_Task brief_
Output the lines that follow exactly as they are.

_Records shown_

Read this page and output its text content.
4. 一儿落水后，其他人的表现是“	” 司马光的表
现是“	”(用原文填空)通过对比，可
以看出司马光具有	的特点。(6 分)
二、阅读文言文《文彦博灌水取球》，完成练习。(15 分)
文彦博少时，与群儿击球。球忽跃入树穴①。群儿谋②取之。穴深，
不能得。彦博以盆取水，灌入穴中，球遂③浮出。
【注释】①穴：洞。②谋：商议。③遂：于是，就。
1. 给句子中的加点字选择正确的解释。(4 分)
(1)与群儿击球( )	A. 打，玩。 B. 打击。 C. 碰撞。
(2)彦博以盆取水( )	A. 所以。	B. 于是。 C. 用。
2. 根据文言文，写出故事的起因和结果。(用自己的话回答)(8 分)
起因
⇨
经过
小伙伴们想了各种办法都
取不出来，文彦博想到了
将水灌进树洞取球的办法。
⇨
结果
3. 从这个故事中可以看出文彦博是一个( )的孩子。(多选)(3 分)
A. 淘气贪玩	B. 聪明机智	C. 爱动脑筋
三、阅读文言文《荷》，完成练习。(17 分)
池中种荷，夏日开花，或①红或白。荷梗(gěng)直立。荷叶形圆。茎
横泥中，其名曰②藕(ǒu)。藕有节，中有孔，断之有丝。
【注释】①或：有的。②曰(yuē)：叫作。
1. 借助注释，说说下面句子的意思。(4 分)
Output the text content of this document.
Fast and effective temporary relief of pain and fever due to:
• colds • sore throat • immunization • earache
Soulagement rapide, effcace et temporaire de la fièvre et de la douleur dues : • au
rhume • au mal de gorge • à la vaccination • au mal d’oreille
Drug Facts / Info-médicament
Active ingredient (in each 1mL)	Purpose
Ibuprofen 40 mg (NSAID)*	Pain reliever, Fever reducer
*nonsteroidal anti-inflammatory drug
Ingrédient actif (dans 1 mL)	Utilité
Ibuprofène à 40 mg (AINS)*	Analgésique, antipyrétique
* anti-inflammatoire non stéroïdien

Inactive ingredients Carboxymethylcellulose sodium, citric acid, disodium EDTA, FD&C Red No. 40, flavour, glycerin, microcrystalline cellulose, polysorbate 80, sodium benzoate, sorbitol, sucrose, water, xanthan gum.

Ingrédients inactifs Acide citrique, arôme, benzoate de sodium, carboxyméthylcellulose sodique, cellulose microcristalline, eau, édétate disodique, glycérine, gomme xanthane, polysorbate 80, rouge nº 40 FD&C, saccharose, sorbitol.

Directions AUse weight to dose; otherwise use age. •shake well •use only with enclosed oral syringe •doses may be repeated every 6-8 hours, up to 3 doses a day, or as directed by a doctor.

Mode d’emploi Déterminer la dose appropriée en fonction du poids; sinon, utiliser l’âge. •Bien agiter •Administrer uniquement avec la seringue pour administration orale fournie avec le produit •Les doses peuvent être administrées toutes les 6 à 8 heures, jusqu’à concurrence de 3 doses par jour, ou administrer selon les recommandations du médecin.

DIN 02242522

_Exercise response_
Read this page and output its text content.
4. 一儿落水后，其他人的表现是“	” 司马光的表
现是“	”(用原文填空)通过对比，可
以看出司马光具有	的特点。(6 分)
二、阅读文言文《文彦博灌水取球》，完成练习。(15 分)
文彦博少时，与群儿击球。球忽跃入树穴①。群儿谋②取之。穴深，
不能得。彦博以盆取水，灌入穴中，球遂③浮出。
【注释】①穴：洞。②谋：商议。③遂：于是，就。
1. 给句子中的加点字选择正确的解释。(4 分)
(1)与群儿击球( )	A. 打，玩。 B. 打击。 C. 碰撞。
(2)彦博以盆取水( )	A. 所以。	B. 于是。 C. 用。
2. 根据文言文，写出故事的起因和结果。(用自己的话回答)(8 分)
起因
⇨
经过
小伙伴们想了各种办法都
取不出来，文彦博想到了
将水灌进树洞取球的办法。
⇨
结果
3. 从这个故事中可以看出文彦博是一个( )的孩子。(多选)(3 分)
A. 淘气贪玩	B. 聪明机智	C. 爱动脑筋
三、阅读文言文《荷》，完成练习。(17 分)
池中种荷，夏日开花，或①红或白。荷梗(gěng)直立。荷叶形圆。茎
横泥中，其名曰②藕(ǒu)。藕有节，中有孔，断之有丝。
【注释】①或：有的。②曰(yuē)：叫作。
1. 借助注释，说说下面句子的意思。(4 分)
Output the text content of this document.
Fast and effective temporary relief of pain and fever due to:
• colds • sore throat • immunization • earache
Soulagement rapide, effcace et temporaire de la fièvre et de la douleur dues : • au
rhume • au mal de gorge • à la vaccination • au mal d’oreille
Drug Facts / Info-médicament
Active ingredient (in each 1mL)	Purpose
Ibuprofen 40 mg (NSAID)*	Pain reliever, Fever reducer
*nonsteroidal anti-inflammatory drug
Ingrédient actif (dans 1 mL)	Utilité
Ibuprofène à 40 mg (AINS)*	Analgésique, antipyrétique
* anti-inflammatoire non stéroïdien

Inactive ingredients Carboxymethylcellulose sodium, citric acid, disodium EDTA, FD&C Red No. 40, flavour, glycerin, microcrystalline cellulose, polysorbate 80, sodium benzoate, sorbitol, sucrose, water, xanthan gum.

Ingrédients inactifs Acide citrique, arôme, benzoate de sodium, carboxyméthylcellulose sodique, cellulose microcristalline, eau, édétate disodique, glycérine, gomme xanthane, polysorbate 80, rouge nº 40 FD&C, saccharose, sorbitol.

Directions AUse weight to dose; otherwise use age. •shake well •use only with enclosed oral syringe •doses may be repeated every 6-8 hours, up to 3 doses a day, or as directed by a doctor.

Mode d’emploi Déterminer la dose appropriée en fonction du poids; sinon, utiliser l’âge. •Bien agiter •Administrer uniquement avec la seringue pour administration orale fournie avec le produit •Les doses peuvent être administrées toutes les 6 à 8 heures, jusqu’à concurrence de 3 doses par jour, ou administrer selon les recommandations du médecin.

DIN 02242522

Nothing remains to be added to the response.